**DATA ENTRIES**.
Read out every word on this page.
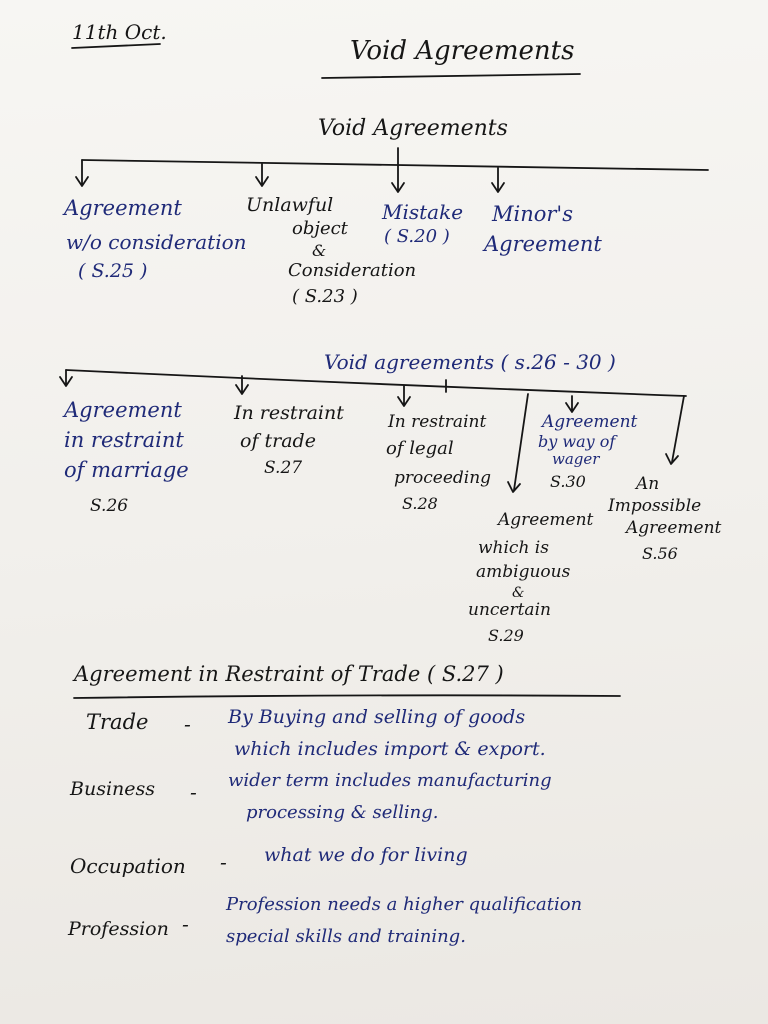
11th Oct.
Void Agreements
Void Agreements
Agreement
w/o consideration
( S.25 )
Unlawful
object
&
Consideration
( S.23 )
Mistake
( S.20 )
Minor's
Agreement
Void agreements ( s.26 - 30 )
Agreement
in restraint
of marriage
S.26
In restraint
of trade
S.27
In restraint
of legal
proceeding
S.28
Agreement
by way of
wager
S.30
Agreement
which is
ambiguous
&
uncertain
S.29
An
Impossible
Agreement
S.56
Agreement in Restraint of Trade ( S.27 )
Trade - By Buying and selling of goods
which includes import & export.
Business - wider term includes manufacturing
processing & selling.
Occupation - what we do for living
Profession -
Profession needs a higher qualification
special skills and training.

**DO THIS**. Reproduce the records above exactly, leaving out every picture they contain.

**ANSWER IN FULL**.
Read out every word on this page.
11th Oct.
Void Agreements
Void Agreements
Agreement
w/o consideration
( S.25 )
Unlawful
object
&
Consideration
( S.23 )
Mistake
( S.20 )
Minor's
Agreement
Void agreements ( s.26 - 30 )
Agreement
in restraint
of marriage
S.26
In restraint
of trade
S.27
In restraint
of legal
proceeding
S.28
Agreement
by way of
wager
S.30
Agreement
which is
ambiguous
&
uncertain
S.29
An
Impossible
Agreement
S.56
Agreement in Restraint of Trade ( S.27 )
Trade - By Buying and selling of goods
which includes import & export.
Business - wider term includes manufacturing
processing & selling.
Occupation - what we do for living
Profession -
Profession needs a higher qualification
special skills and training.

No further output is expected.